Task goal: Leave out the pictures and repeat the rest of the material exactly.

Records supplied:
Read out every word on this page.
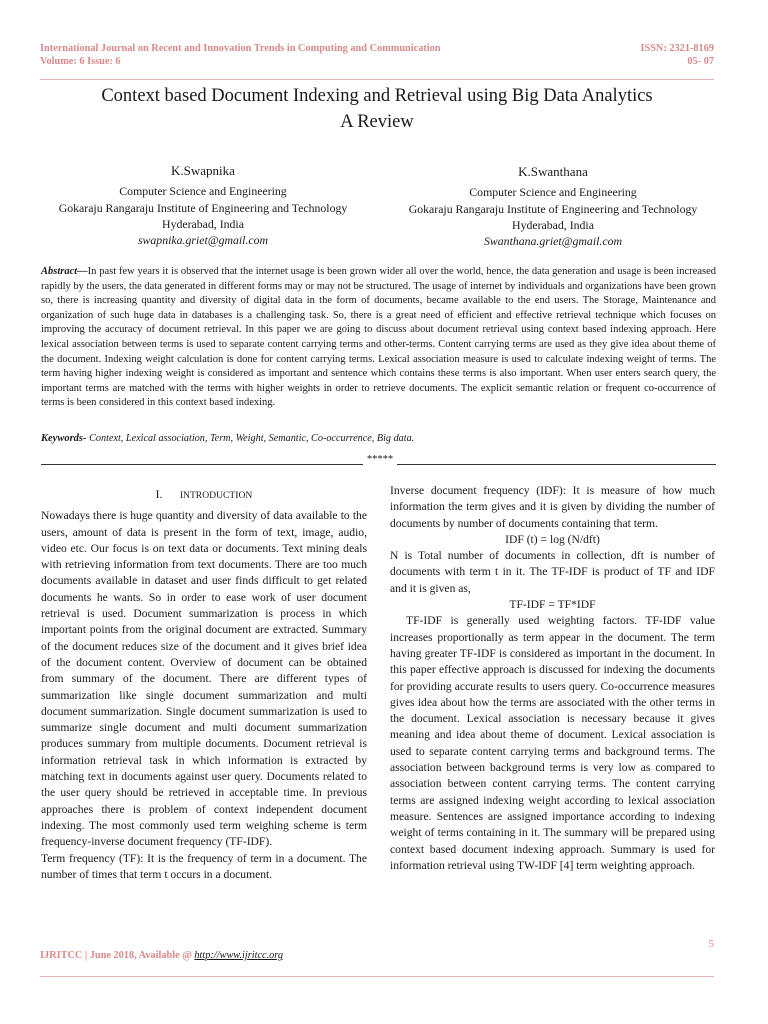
International Journal on Recent and Innovation Trends in Computing and Communication
Volume: 6 Issue: 6
ISSN: 2321-8169
05- 07
Context based Document Indexing and Retrieval using Big Data Analytics
A Review
K.Swapnika
Computer Science and Engineering
Gokaraju Rangaraju Institute of Engineering and Technology
Hyderabad, India
swapnika.griet@gmail.com
K.Swanthana
Computer Science and Engineering
Gokaraju Rangaraju Institute of Engineering and Technology
Hyderabad, India
Swanthana.griet@gmail.com
Abstract—In past few years it is observed that the internet usage is been grown wider all over the world, hence, the data generation and usage is been increased rapidly by the users, the data generated in different forms may or may not be structured. The usage of internet by individuals and organizations have been grown so, there is increasing quantity and diversity of digital data in the form of documents, became available to the end users. The Storage, Maintenance and organization of such huge data in databases is a challenging task. So, there is a great need of efficient and effective retrieval technique which focuses on improving the accuracy of document retrieval. In this paper we are going to discuss about document retrieval using context based indexing approach. Here lexical association between terms is used to separate content carrying terms and other-terms. Content carrying terms are used as they give idea about theme of the document. Indexing weight calculation is done for content carrying terms. Lexical association measure is used to calculate indexing weight of terms. The term having higher indexing weight is considered as important and sentence which contains these terms is also important. When user enters search query, the important terms are matched with the terms with higher weights in order to retrieve documents. The explicit semantic relation or frequent co-occurrence of terms is been considered in this context based indexing.
Keywords- Context, Lexical association, Term, Weight, Semantic, Co-occurrence, Big data.
*****
I. INTRODUCTION

Nowadays there is huge quantity and diversity of data available to the users, amount of data is present in the form of text, image, audio, video etc. Our focus is on text data or documents. Text mining deals with retrieving information from text documents. There are too much documents available in dataset and user finds difficult to get related documents he wants. So in order to ease work of user document retrieval is used. Document summarization is process in which important points from the original document are extracted. Summary of the document reduces size of the document and it gives brief idea of the document content. Overview of document can be obtained from summary of the document. There are different types of summarization like single document summarization and multi document summarization. Single document summarization is used to summarize single document and multi document summarization produces summary from multiple documents. Document retrieval is information retrieval task in which information is extracted by matching text in documents against user query. Documents related to the user query should be retrieved in acceptable time. In previous approaches there is problem of context independent document indexing. The most commonly used term weighing scheme is term frequency-inverse document frequency (TF-IDF).

Term frequency (TF): It is the frequency of term in a document. The number of times that term t occurs in a document.

Inverse document frequency (IDF): It is measure of how much information the term gives and it is given by dividing the number of documents by number of documents containing that term.

IDF (t) = log (N/dft)

N is Total number of documents in collection, dft is number of documents with term t in it. The TF-IDF is product of TF and IDF and it is given as,

TF-IDF = TF*IDF

TF-IDF is generally used weighting factors. TF-IDF value increases proportionally as term appear in the document. The term having greater TF-IDF is considered as important in the document. In this paper effective approach is discussed for indexing the documents for providing accurate results to users query. Co-occurrence measures gives idea about how the terms are associated with the other terms in the document. Lexical association is necessary because it gives meaning and idea about theme of document. Lexical association is used to separate content carrying terms and background terms. The association between background terms is very low as compared to association between content carrying terms. The content carrying terms are assigned indexing weight according to lexical association measure. Sentences are assigned importance according to indexing weight of terms containing in it. The summary will be prepared using context based document indexing approach. Summary is used for information retrieval using TW-IDF [4] term weighting approach.

5
IJRITCC | June 2018, Available @ http://www.ijritcc.org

Solution for this task:
Read out every word on this page.
International Journal on Recent and Innovation Trends in Computing and Communication
Volume: 6 Issue: 6
ISSN: 2321-8169
05- 07
Context based Document Indexing and Retrieval using Big Data Analytics
A Review
K.Swapnika
Computer Science and Engineering
Gokaraju Rangaraju Institute of Engineering and Technology
Hyderabad, India
swapnika.griet@gmail.com
K.Swanthana
Computer Science and Engineering
Gokaraju Rangaraju Institute of Engineering and Technology
Hyderabad, India
Swanthana.griet@gmail.com
Abstract—In past few years it is observed that the internet usage is been grown wider all over the world, hence, the data generation and usage is been increased rapidly by the users, the data generated in different forms may or may not be structured. The usage of internet by individuals and organizations have been grown so, there is increasing quantity and diversity of digital data in the form of documents, became available to the end users. The Storage, Maintenance and organization of such huge data in databases is a challenging task. So, there is a great need of efficient and effective retrieval technique which focuses on improving the accuracy of document retrieval. In this paper we are going to discuss about document retrieval using context based indexing approach. Here lexical association between terms is used to separate content carrying terms and other-terms. Content carrying terms are used as they give idea about theme of the document. Indexing weight calculation is done for content carrying terms. Lexical association measure is used to calculate indexing weight of terms. The term having higher indexing weight is considered as important and sentence which contains these terms is also important. When user enters search query, the important terms are matched with the terms with higher weights in order to retrieve documents. The explicit semantic relation or frequent co-occurrence of terms is been considered in this context based indexing.
Keywords- Context, Lexical association, Term, Weight, Semantic, Co-occurrence, Big data.
*****
I. INTRODUCTION

Nowadays there is huge quantity and diversity of data available to the users, amount of data is present in the form of text, image, audio, video etc. Our focus is on text data or documents. Text mining deals with retrieving information from text documents. There are too much documents available in dataset and user finds difficult to get related documents he wants. So in order to ease work of user document retrieval is used. Document summarization is process in which important points from the original document are extracted. Summary of the document reduces size of the document and it gives brief idea of the document content. Overview of document can be obtained from summary of the document. There are different types of summarization like single document summarization and multi document summarization. Single document summarization is used to summarize single document and multi document summarization produces summary from multiple documents. Document retrieval is information retrieval task in which information is extracted by matching text in documents against user query. Documents related to the user query should be retrieved in acceptable time. In previous approaches there is problem of context independent document indexing. The most commonly used term weighing scheme is term frequency-inverse document frequency (TF-IDF).

Term frequency (TF): It is the frequency of term in a document. The number of times that term t occurs in a document.

Inverse document frequency (IDF): It is measure of how much information the term gives and it is given by dividing the number of documents by number of documents containing that term.

IDF (t) = log (N/dft)

N is Total number of documents in collection, dft is number of documents with term t in it. The TF-IDF is product of TF and IDF and it is given as,

TF-IDF = TF*IDF

TF-IDF is generally used weighting factors. TF-IDF value increases proportionally as term appear in the document. The term having greater TF-IDF is considered as important in the document. In this paper effective approach is discussed for indexing the documents for providing accurate results to users query. Co-occurrence measures gives idea about how the terms are associated with the other terms in the document. Lexical association is necessary because it gives meaning and idea about theme of document. Lexical association is used to separate content carrying terms and background terms. The association between background terms is very low as compared to association between content carrying terms. The content carrying terms are assigned indexing weight according to lexical association measure. Sentences are assigned importance according to indexing weight of terms containing in it. The summary will be prepared using context based document indexing approach. Summary is used for information retrieval using TW-IDF [4] term weighting approach.

5
IJRITCC | June 2018, Available @ http://www.ijritcc.org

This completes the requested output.